_Aim_
List each line in which the string "JSON" appears.

_Information supplied_
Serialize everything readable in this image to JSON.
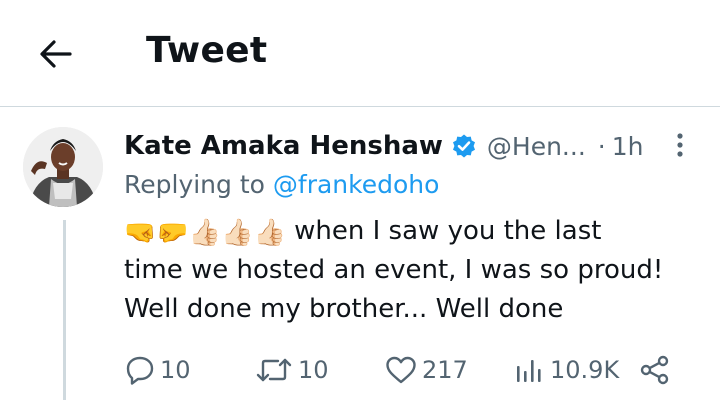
{
  "header": {
    "title": "Tweet",
    "back_icon": "arrow-left-icon"
  },
  "tweet": {
    "display_name": "Kate Amaka Henshaw",
    "verified_icon": "verified-badge-icon",
    "handle": "@Hen...",
    "separator": "·",
    "time": "1h",
    "more_icon": "more-vertical-icon",
    "replying_prefix": "Replying to",
    "replying_to": "@frankedoho",
    "emojis": [
      "🤜",
      "🤛",
      "👍🏻",
      "👍🏻",
      "👍🏻"
    ],
    "text_line1": "when I saw you the last",
    "text_line2": "time we hosted an event, I was so proud!",
    "text_line3": "Well done my brother... Well done"
  },
  "actions": {
    "replies": "10",
    "retweets": "10",
    "likes": "217",
    "views": "10.9K"
  },
  "colors": {
    "text": "#0f1419",
    "muted": "#536471",
    "link": "#1d9bf0",
    "divider": "#cfd9de"
  }
}
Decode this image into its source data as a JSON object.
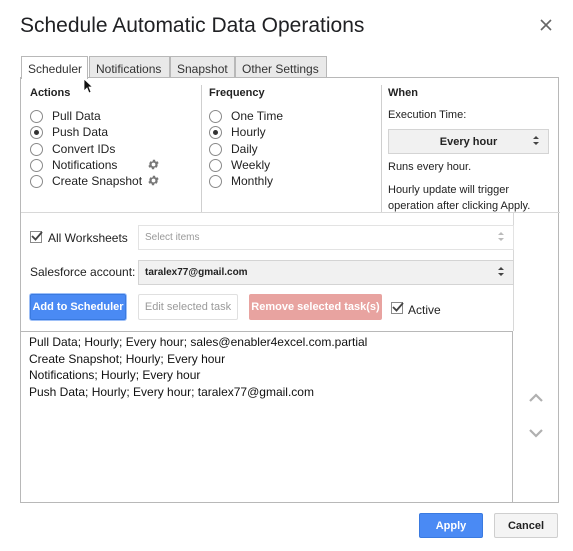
{
  "dialog": {
    "title": "Schedule Automatic Data Operations"
  },
  "tabs": [
    {
      "label": "Scheduler"
    },
    {
      "label": "Notifications"
    },
    {
      "label": "Snapshot"
    },
    {
      "label": "Other Settings"
    }
  ],
  "actions": {
    "title": "Actions",
    "items": [
      "Pull Data",
      "Push Data",
      "Convert IDs",
      "Notifications",
      "Create Snapshot"
    ],
    "selected": "Push Data"
  },
  "frequency": {
    "title": "Frequency",
    "items": [
      "One Time",
      "Hourly",
      "Daily",
      "Weekly",
      "Monthly"
    ],
    "selected": "Hourly"
  },
  "when": {
    "title": "When",
    "execution_label": "Execution Time:",
    "execution_value": "Every hour",
    "info1": "Runs every hour.",
    "info2_line1": "Hourly update will trigger",
    "info2_line2": "operation after clicking Apply."
  },
  "worksheets": {
    "label": "All Worksheets",
    "checked": true,
    "placeholder": "Select items"
  },
  "salesforce": {
    "label": "Salesforce account:",
    "value": "taralex77@gmail.com"
  },
  "buttons": {
    "add": "Add to Scheduler",
    "edit": "Edit selected task",
    "remove": "Remove selected task(s)",
    "active_label": "Active",
    "apply": "Apply",
    "cancel": "Cancel"
  },
  "tasks": [
    "Pull Data; Hourly; Every hour; sales@enabler4excel.com.partial",
    "Create Snapshot; Hourly; Every hour",
    "Notifications; Hourly; Every hour",
    "Push Data; Hourly; Every hour; taralex77@gmail.com"
  ],
  "colors": {
    "primary": "#4a8af4",
    "danger_disabled": "#e8a3a0"
  }
}
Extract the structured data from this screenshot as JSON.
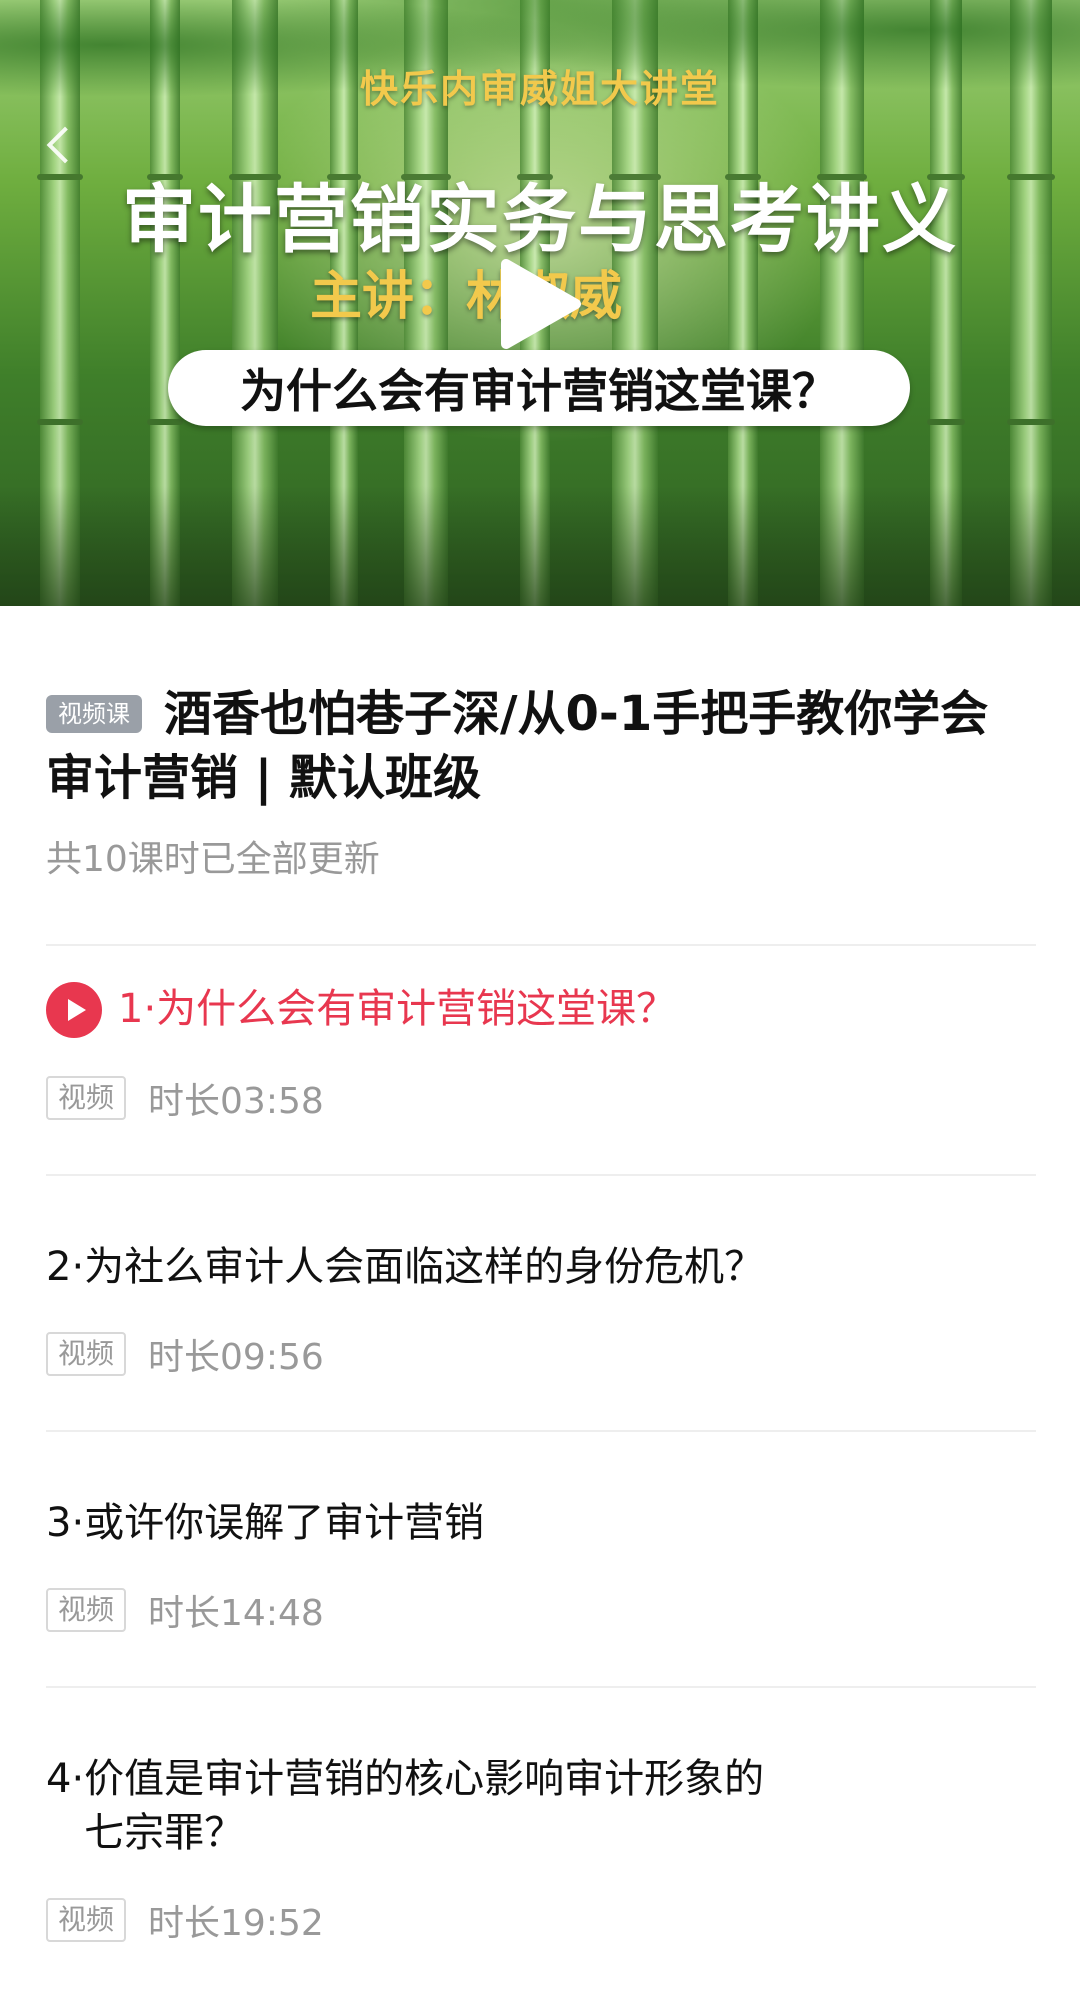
{
  "banner": {
    "series_title": "快乐内审威姐大讲堂",
    "course_title": "审计营销实务与思考讲义",
    "speaker": "主讲：林淑威",
    "episode_title": "为什么会有审计营销这堂课？"
  },
  "course": {
    "tag": "视频课",
    "title": "酒香也怕巷子深/从0-1手把手教你学会审计营销 | 默认班级",
    "meta": "共10课时已全部更新"
  },
  "lessons": [
    {
      "number": "1·",
      "title": "为什么会有审计营销这堂课？",
      "type": "视频",
      "duration": "时长03:58",
      "active": true
    },
    {
      "number": "2·",
      "title": "为社么审计人会面临这样的身份危机？",
      "type": "视频",
      "duration": "时长09:56",
      "active": false
    },
    {
      "number": "3·",
      "title": "或许你误解了审计营销",
      "type": "视频",
      "duration": "时长14:48",
      "active": false
    },
    {
      "number": "4·",
      "title": "价值是审计营销的核心影响审计形象的七宗罪？",
      "type": "视频",
      "duration": "时长19:52",
      "active": false
    }
  ],
  "colors": {
    "accent": "#e8374f",
    "muted_text": "#999999",
    "divider": "#eeeeee"
  },
  "icons": {
    "back": "chevron-left-icon",
    "play": "play-icon"
  }
}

_Full response_
Serialize everything readable in this image to JSON.
Decode this image into its source data as a JSON object.
Extract the structured data from this screenshot as JSON.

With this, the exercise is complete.